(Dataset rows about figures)
***

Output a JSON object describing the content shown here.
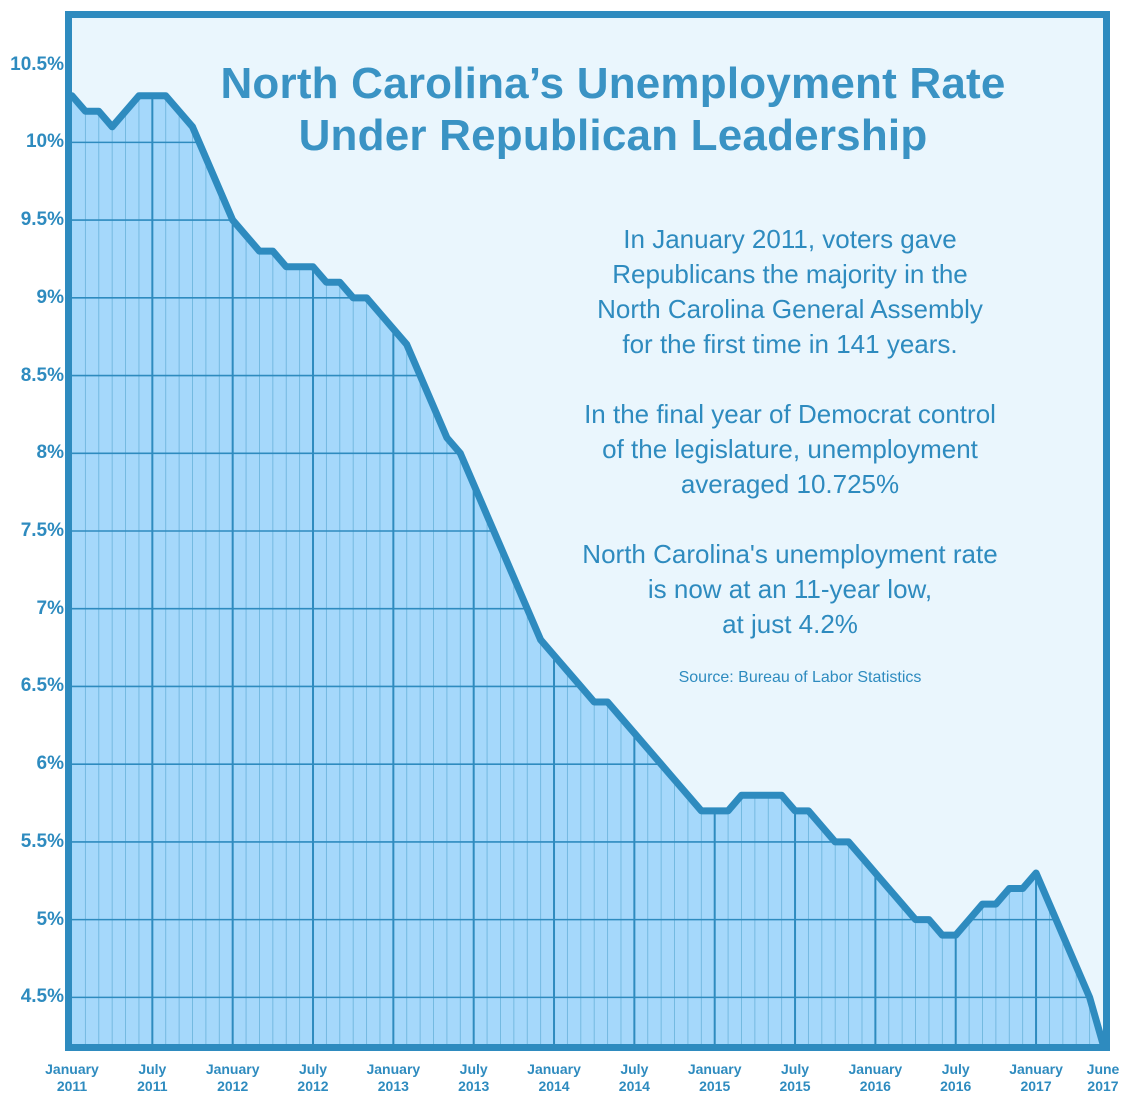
{
  "chart_data": {
    "type": "area",
    "title": [
      "North Carolina’s Unemployment Rate",
      "Under Republican Leadership"
    ],
    "xlabel": "",
    "ylabel": "",
    "ylim": [
      4.2,
      10.8
    ],
    "grid": true,
    "y_ticks": [
      {
        "value": 10.5,
        "label": "10.5%"
      },
      {
        "value": 10,
        "label": "10%"
      },
      {
        "value": 9.5,
        "label": "9.5%"
      },
      {
        "value": 9,
        "label": "9%"
      },
      {
        "value": 8.5,
        "label": "8.5%"
      },
      {
        "value": 8,
        "label": "8%"
      },
      {
        "value": 7.5,
        "label": "7.5%"
      },
      {
        "value": 7,
        "label": "7%"
      },
      {
        "value": 6.5,
        "label": "6.5%"
      },
      {
        "value": 6,
        "label": "6%"
      },
      {
        "value": 5.5,
        "label": "5.5%"
      },
      {
        "value": 5,
        "label": "5%"
      },
      {
        "value": 4.5,
        "label": "4.5%"
      }
    ],
    "x_ticks": [
      {
        "index": 0,
        "month": "January",
        "year": "2011"
      },
      {
        "index": 6,
        "month": "July",
        "year": "2011"
      },
      {
        "index": 12,
        "month": "January",
        "year": "2012"
      },
      {
        "index": 18,
        "month": "July",
        "year": "2012"
      },
      {
        "index": 24,
        "month": "January",
        "year": "2013"
      },
      {
        "index": 30,
        "month": "July",
        "year": "2013"
      },
      {
        "index": 36,
        "month": "January",
        "year": "2014"
      },
      {
        "index": 42,
        "month": "July",
        "year": "2014"
      },
      {
        "index": 48,
        "month": "January",
        "year": "2015"
      },
      {
        "index": 54,
        "month": "July",
        "year": "2015"
      },
      {
        "index": 60,
        "month": "January",
        "year": "2016"
      },
      {
        "index": 66,
        "month": "July",
        "year": "2016"
      },
      {
        "index": 72,
        "month": "January",
        "year": "2017"
      },
      {
        "index": 77,
        "month": "June",
        "year": "2017"
      }
    ],
    "series": [
      {
        "name": "Unemployment rate",
        "start": "January 2011",
        "end": "June 2017",
        "values": [
          10.3,
          10.2,
          10.2,
          10.1,
          10.2,
          10.3,
          10.3,
          10.3,
          10.2,
          10.1,
          9.9,
          9.7,
          9.5,
          9.4,
          9.3,
          9.3,
          9.2,
          9.2,
          9.2,
          9.1,
          9.1,
          9.0,
          9.0,
          8.9,
          8.8,
          8.7,
          8.5,
          8.3,
          8.1,
          8.0,
          7.8,
          7.6,
          7.4,
          7.2,
          7.0,
          6.8,
          6.7,
          6.6,
          6.5,
          6.4,
          6.4,
          6.3,
          6.2,
          6.1,
          6.0,
          5.9,
          5.8,
          5.7,
          5.7,
          5.7,
          5.8,
          5.8,
          5.8,
          5.8,
          5.7,
          5.7,
          5.6,
          5.5,
          5.5,
          5.4,
          5.3,
          5.2,
          5.1,
          5.0,
          5.0,
          4.9,
          4.9,
          5.0,
          5.1,
          5.1,
          5.2,
          5.2,
          5.3,
          5.1,
          4.9,
          4.7,
          4.5,
          4.2
        ]
      }
    ],
    "annotations": [
      [
        "In January 2011, voters gave",
        "Republicans the majority in the",
        "North Carolina General Assembly",
        "for the first time in 141 years."
      ],
      [
        "In the final year of Democrat control",
        "of the legislature, unemployment",
        "averaged 10.725%"
      ],
      [
        "North Carolina's unemployment rate",
        "is now at an 11-year low,",
        "at just 4.2%"
      ]
    ],
    "source": "Source: Bureau of Labor Statistics",
    "colors": {
      "frame": "#2e8bbf",
      "line": "#2e8bbf",
      "fill": "#a5d8fb",
      "background": "#eaf6fd",
      "grid": "#2e8bbf",
      "minor_grid": "#6fb6de",
      "text": "#2e8bbf"
    }
  }
}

***

Exercise task: Work through the records line by line and tally those holding "North". Reply with the number alone.

Answer to this task: 3